Directions for this task. Below are some entries. Output each one exactly as it appears.

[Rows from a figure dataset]
______________________________
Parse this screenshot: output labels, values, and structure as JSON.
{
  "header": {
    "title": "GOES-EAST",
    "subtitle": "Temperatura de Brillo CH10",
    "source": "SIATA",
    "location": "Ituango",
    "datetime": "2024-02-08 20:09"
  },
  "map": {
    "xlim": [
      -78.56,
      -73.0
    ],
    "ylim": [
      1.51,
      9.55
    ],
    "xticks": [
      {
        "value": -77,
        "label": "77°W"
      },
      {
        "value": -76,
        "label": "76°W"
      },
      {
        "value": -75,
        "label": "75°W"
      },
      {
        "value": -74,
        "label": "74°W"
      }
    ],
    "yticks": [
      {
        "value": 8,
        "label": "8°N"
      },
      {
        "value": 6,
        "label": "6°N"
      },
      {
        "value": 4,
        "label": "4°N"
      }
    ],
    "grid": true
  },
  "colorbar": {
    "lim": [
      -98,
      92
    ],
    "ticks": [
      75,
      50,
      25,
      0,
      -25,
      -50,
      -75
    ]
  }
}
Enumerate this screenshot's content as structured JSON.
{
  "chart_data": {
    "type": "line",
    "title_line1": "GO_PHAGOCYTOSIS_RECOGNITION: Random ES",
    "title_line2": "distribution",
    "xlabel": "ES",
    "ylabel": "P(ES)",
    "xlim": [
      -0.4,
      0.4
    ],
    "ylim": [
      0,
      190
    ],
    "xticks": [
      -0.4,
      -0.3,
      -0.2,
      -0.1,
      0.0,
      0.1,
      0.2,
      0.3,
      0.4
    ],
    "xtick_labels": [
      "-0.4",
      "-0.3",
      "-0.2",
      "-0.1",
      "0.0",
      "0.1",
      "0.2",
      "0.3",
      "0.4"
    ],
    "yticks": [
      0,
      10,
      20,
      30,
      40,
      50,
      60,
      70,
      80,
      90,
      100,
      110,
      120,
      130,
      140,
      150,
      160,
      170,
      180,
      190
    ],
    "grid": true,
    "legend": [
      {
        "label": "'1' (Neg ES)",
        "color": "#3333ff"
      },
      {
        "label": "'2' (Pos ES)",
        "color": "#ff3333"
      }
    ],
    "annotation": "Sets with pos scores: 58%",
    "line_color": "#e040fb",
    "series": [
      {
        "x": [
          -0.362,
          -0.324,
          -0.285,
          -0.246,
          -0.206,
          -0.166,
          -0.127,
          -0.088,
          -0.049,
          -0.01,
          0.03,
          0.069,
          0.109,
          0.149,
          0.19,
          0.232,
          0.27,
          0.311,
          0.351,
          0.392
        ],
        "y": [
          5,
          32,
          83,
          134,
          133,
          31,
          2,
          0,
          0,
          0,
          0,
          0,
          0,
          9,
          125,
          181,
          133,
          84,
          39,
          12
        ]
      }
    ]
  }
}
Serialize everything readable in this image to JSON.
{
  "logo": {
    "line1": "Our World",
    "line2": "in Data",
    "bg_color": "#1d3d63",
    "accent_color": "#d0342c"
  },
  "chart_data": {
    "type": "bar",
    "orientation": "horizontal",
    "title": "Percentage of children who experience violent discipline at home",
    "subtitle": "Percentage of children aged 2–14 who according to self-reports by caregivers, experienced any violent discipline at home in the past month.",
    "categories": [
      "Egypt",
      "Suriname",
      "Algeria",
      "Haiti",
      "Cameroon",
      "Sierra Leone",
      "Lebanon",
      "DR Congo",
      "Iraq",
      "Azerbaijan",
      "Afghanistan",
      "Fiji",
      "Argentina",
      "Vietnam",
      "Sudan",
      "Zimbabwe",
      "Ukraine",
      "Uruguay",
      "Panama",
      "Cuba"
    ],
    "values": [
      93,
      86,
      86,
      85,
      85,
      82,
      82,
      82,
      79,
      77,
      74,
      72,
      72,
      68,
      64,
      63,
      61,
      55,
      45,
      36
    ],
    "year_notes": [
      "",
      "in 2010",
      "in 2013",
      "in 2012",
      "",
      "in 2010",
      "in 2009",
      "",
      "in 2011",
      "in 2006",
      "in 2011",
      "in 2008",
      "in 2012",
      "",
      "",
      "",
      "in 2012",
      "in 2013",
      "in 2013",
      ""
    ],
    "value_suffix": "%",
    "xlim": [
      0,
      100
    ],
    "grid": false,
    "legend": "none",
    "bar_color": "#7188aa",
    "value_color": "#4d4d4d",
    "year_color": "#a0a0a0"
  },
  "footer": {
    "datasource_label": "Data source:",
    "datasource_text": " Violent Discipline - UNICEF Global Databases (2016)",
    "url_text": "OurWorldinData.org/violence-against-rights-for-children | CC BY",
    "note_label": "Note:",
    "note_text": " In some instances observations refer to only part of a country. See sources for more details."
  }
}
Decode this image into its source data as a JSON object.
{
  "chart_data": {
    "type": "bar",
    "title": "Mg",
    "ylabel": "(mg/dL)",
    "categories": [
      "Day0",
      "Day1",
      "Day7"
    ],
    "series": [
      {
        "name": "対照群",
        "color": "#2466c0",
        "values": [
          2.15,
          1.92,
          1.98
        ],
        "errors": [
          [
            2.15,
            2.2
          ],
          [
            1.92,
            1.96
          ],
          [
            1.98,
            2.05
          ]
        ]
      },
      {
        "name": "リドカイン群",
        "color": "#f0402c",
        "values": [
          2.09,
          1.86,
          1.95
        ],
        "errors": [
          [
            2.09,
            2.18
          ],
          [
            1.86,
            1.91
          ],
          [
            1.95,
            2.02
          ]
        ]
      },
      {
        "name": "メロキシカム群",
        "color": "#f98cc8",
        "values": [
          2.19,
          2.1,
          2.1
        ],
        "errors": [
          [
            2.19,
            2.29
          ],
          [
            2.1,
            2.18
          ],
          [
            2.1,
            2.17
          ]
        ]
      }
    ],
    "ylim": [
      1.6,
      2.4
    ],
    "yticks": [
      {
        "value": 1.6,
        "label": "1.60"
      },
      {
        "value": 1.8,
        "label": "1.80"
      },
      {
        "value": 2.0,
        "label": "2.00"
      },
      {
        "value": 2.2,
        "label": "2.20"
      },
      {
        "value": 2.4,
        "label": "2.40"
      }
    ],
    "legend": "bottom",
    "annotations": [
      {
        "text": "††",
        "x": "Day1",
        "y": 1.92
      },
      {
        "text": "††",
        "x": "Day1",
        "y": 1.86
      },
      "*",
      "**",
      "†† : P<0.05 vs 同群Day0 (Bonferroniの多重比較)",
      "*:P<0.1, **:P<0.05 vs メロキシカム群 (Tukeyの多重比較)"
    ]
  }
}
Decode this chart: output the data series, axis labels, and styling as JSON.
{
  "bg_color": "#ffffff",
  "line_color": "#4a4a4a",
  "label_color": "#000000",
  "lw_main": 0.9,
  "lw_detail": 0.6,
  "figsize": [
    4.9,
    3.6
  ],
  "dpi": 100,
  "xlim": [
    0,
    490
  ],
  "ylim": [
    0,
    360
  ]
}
______________________________
The output.
Parse this screenshot: output labels, values, and structure as JSON.
{
  "header": {
    "title": "GOES-EAST",
    "subtitle": "Temperatura de Brillo CH10",
    "source": "SIATA",
    "location": "Ituango",
    "datetime": "2024-02-08 20:09"
  },
  "map": {
    "xlim": [
      -78.56,
      -73.0
    ],
    "ylim": [
      1.51,
      9.55
    ],
    "xticks": [
      {
        "value": -77,
        "label": "77°W"
      },
      {
        "value": -76,
        "label": "76°W"
      },
      {
        "value": -75,
        "label": "75°W"
      },
      {
        "value": -74,
        "label": "74°W"
      }
    ],
    "yticks": [
      {
        "value": 8,
        "label": "8°N"
      },
      {
        "value": 6,
        "label": "6°N"
      },
      {
        "value": 4,
        "label": "4°N"
      }
    ],
    "grid": true
  },
  "colorbar": {
    "lim": [
      -98,
      92
    ],
    "ticks": [
      75,
      50,
      25,
      0,
      -25,
      -50,
      -75
    ]
  }
}
Enumerate this screenshot's content as structured JSON.
{
  "chart_data": {
    "type": "line",
    "title_line1": "GO_PHAGOCYTOSIS_RECOGNITION: Random ES",
    "title_line2": "distribution",
    "xlabel": "ES",
    "ylabel": "P(ES)",
    "xlim": [
      -0.4,
      0.4
    ],
    "ylim": [
      0,
      190
    ],
    "xticks": [
      -0.4,
      -0.3,
      -0.2,
      -0.1,
      0.0,
      0.1,
      0.2,
      0.3,
      0.4
    ],
    "xtick_labels": [
      "-0.4",
      "-0.3",
      "-0.2",
      "-0.1",
      "0.0",
      "0.1",
      "0.2",
      "0.3",
      "0.4"
    ],
    "yticks": [
      0,
      10,
      20,
      30,
      40,
      50,
      60,
      70,
      80,
      90,
      100,
      110,
      120,
      130,
      140,
      150,
      160,
      170,
      180,
      190
    ],
    "grid": true,
    "legend": [
      {
        "label": "'1' (Neg ES)",
        "color": "#3333ff"
      },
      {
        "label": "'2' (Pos ES)",
        "color": "#ff3333"
      }
    ],
    "annotation": "Sets with pos scores: 58%",
    "line_color": "#e040fb",
    "series": [
      {
        "x": [
          -0.362,
          -0.324,
          -0.285,
          -0.246,
          -0.206,
          -0.166,
          -0.127,
          -0.088,
          -0.049,
          -0.01,
          0.03,
          0.069,
          0.109,
          0.149,
          0.19,
          0.232,
          0.27,
          0.311,
          0.351,
          0.392
        ],
        "y": [
          5,
          32,
          83,
          134,
          133,
          31,
          2,
          0,
          0,
          0,
          0,
          0,
          0,
          9,
          125,
          181,
          133,
          84,
          39,
          12
        ]
      }
    ]
  }
}
Serialize everything readable in this image to JSON.
{
  "logo": {
    "line1": "Our World",
    "line2": "in Data",
    "bg_color": "#1d3d63",
    "accent_color": "#d0342c"
  },
  "chart_data": {
    "type": "bar",
    "orientation": "horizontal",
    "title": "Percentage of children who experience violent discipline at home",
    "subtitle": "Percentage of children aged 2–14 who according to self-reports by caregivers, experienced any violent discipline at home in the past month.",
    "categories": [
      "Egypt",
      "Suriname",
      "Algeria",
      "Haiti",
      "Cameroon",
      "Sierra Leone",
      "Lebanon",
      "DR Congo",
      "Iraq",
      "Azerbaijan",
      "Afghanistan",
      "Fiji",
      "Argentina",
      "Vietnam",
      "Sudan",
      "Zimbabwe",
      "Ukraine",
      "Uruguay",
      "Panama",
      "Cuba"
    ],
    "values": [
      93,
      86,
      86,
      85,
      85,
      82,
      82,
      82,
      79,
      77,
      74,
      72,
      72,
      68,
      64,
      63,
      61,
      55,
      45,
      36
    ],
    "year_notes": [
      "",
      "in 2010",
      "in 2013",
      "in 2012",
      "",
      "in 2010",
      "in 2009",
      "",
      "in 2011",
      "in 2006",
      "in 2011",
      "in 2008",
      "in 2012",
      "",
      "",
      "",
      "in 2012",
      "in 2013",
      "in 2013",
      ""
    ],
    "value_suffix": "%",
    "xlim": [
      0,
      100
    ],
    "grid": false,
    "legend": "none",
    "bar_color": "#7188aa",
    "value_color": "#4d4d4d",
    "year_color": "#a0a0a0"
  },
  "footer": {
    "datasource_label": "Data source:",
    "datasource_text": " Violent Discipline - UNICEF Global Databases (2016)",
    "url_text": "OurWorldinData.org/violence-against-rights-for-children | CC BY",
    "note_label": "Note:",
    "note_text": " In some instances observations refer to only part of a country. See sources for more details."
  }
}
Decode this image into its source data as a JSON object.
{
  "chart_data": {
    "type": "bar",
    "title": "Mg",
    "ylabel": "(mg/dL)",
    "categories": [
      "Day0",
      "Day1",
      "Day7"
    ],
    "series": [
      {
        "name": "対照群",
        "color": "#2466c0",
        "values": [
          2.15,
          1.92,
          1.98
        ],
        "errors": [
          [
            2.15,
            2.2
          ],
          [
            1.92,
            1.96
          ],
          [
            1.98,
            2.05
          ]
        ]
      },
      {
        "name": "リドカイン群",
        "color": "#f0402c",
        "values": [
          2.09,
          1.86,
          1.95
        ],
        "errors": [
          [
            2.09,
            2.18
          ],
          [
            1.86,
            1.91
          ],
          [
            1.95,
            2.02
          ]
        ]
      },
      {
        "name": "メロキシカム群",
        "color": "#f98cc8",
        "values": [
          2.19,
          2.1,
          2.1
        ],
        "errors": [
          [
            2.19,
            2.29
          ],
          [
            2.1,
            2.18
          ],
          [
            2.1,
            2.17
          ]
        ]
      }
    ],
    "ylim": [
      1.6,
      2.4
    ],
    "yticks": [
      {
        "value": 1.6,
        "label": "1.60"
      },
      {
        "value": 1.8,
        "label": "1.80"
      },
      {
        "value": 2.0,
        "label": "2.00"
      },
      {
        "value": 2.2,
        "label": "2.20"
      },
      {
        "value": 2.4,
        "label": "2.40"
      }
    ],
    "legend": "bottom",
    "annotations": [
      {
        "text": "††",
        "x": "Day1",
        "y": 1.92
      },
      {
        "text": "††",
        "x": "Day1",
        "y": 1.86
      },
      "*",
      "**",
      "†† : P<0.05 vs 同群Day0 (Bonferroniの多重比較)",
      "*:P<0.1, **:P<0.05 vs メロキシカム群 (Tukeyの多重比較)"
    ]
  }
}
Decode this chart: output the data series, axis labels, and styling as JSON.
{
  "bg_color": "#ffffff",
  "line_color": "#4a4a4a",
  "label_color": "#000000",
  "lw_main": 0.9,
  "lw_detail": 0.6,
  "figsize": [
    4.9,
    3.6
  ],
  "dpi": 100,
  "xlim": [
    0,
    490
  ],
  "ylim": [
    0,
    360
  ]
}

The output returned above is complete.